Select all lines in the records that include "text".

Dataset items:
************

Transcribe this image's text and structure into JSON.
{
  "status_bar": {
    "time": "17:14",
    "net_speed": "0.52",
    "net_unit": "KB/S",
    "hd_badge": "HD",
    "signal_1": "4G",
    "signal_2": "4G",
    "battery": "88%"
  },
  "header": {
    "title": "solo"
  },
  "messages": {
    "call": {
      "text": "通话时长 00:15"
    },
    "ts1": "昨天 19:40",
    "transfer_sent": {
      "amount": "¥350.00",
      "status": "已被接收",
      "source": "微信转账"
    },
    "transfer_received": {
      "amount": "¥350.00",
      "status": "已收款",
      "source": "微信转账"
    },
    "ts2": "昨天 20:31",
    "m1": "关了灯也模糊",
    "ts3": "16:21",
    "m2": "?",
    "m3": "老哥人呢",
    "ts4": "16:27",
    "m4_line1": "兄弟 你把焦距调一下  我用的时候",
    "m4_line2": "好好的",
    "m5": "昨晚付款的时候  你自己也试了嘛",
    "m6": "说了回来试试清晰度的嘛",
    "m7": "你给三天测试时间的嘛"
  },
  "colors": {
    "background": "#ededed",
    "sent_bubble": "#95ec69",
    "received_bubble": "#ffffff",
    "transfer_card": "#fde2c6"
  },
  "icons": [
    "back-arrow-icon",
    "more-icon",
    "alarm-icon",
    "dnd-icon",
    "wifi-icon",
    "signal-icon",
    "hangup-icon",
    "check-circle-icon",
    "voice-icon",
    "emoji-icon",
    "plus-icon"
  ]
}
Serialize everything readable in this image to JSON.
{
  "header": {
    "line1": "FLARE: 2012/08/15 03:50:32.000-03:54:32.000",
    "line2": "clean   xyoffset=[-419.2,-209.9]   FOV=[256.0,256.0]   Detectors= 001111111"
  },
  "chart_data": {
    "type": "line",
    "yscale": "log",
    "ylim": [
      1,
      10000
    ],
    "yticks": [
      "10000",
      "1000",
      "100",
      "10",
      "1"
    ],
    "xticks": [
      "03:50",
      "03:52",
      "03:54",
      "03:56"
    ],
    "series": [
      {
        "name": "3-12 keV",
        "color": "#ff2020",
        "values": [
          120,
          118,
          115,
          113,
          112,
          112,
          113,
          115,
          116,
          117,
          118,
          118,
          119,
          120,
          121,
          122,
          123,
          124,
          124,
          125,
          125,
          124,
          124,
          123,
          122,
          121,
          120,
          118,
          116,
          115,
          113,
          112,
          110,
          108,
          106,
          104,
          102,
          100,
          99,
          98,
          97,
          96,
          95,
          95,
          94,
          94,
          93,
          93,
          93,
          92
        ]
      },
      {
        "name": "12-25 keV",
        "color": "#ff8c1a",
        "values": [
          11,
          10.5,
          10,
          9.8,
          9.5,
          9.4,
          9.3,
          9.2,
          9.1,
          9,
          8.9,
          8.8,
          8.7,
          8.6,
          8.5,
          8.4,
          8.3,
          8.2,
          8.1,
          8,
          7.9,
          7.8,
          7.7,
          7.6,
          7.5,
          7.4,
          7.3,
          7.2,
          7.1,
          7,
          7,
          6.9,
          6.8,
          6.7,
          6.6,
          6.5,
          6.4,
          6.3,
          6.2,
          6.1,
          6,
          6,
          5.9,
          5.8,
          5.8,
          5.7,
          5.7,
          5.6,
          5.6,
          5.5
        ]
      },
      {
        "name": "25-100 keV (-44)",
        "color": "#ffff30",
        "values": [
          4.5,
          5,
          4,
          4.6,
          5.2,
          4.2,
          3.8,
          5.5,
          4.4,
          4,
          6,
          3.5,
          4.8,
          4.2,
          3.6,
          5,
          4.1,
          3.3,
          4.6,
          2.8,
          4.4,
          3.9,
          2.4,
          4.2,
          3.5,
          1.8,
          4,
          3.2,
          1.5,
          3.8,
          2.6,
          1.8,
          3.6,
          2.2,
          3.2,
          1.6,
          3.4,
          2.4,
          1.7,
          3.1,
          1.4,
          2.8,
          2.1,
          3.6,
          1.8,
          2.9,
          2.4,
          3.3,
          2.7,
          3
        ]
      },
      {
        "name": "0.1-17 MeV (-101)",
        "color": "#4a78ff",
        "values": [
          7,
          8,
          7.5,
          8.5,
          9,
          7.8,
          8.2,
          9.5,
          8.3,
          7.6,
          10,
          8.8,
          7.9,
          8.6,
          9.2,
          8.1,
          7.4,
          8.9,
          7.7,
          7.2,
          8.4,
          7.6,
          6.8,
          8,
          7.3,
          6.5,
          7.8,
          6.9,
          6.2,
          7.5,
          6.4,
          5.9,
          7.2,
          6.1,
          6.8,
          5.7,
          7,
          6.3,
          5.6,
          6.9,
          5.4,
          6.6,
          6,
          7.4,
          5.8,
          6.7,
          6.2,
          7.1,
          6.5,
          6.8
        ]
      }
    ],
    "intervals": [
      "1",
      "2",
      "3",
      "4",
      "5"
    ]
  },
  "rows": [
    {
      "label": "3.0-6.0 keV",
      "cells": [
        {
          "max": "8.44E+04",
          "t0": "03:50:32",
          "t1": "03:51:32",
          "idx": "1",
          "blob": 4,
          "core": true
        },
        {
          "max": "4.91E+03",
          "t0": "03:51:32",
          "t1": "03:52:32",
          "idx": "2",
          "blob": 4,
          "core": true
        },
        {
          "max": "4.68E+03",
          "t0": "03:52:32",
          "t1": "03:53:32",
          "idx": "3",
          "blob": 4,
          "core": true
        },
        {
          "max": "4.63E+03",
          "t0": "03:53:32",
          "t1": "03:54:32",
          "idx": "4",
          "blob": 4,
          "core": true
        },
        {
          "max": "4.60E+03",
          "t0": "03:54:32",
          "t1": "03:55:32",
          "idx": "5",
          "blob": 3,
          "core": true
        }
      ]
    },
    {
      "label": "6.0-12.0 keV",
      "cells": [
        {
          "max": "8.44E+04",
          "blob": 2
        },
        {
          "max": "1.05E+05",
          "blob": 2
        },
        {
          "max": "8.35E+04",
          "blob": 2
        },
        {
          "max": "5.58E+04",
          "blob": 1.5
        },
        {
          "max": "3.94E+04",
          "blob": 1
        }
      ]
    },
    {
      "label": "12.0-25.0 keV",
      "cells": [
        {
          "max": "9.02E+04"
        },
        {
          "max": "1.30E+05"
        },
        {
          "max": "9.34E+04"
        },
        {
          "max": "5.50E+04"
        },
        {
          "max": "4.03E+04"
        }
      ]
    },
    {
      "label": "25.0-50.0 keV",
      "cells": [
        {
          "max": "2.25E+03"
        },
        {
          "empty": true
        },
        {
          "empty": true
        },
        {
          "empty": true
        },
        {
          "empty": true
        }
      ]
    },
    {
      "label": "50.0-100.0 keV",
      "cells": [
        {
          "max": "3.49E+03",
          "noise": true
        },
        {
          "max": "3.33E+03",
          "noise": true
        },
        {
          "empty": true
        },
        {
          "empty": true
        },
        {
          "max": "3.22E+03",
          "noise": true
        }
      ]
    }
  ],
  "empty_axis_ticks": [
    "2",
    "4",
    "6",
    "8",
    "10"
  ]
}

************

### [SOLUTION TO THIS PROBLEM]
Transcribe this image's text and structure into JSON.
      "text": "通话时长 00:15"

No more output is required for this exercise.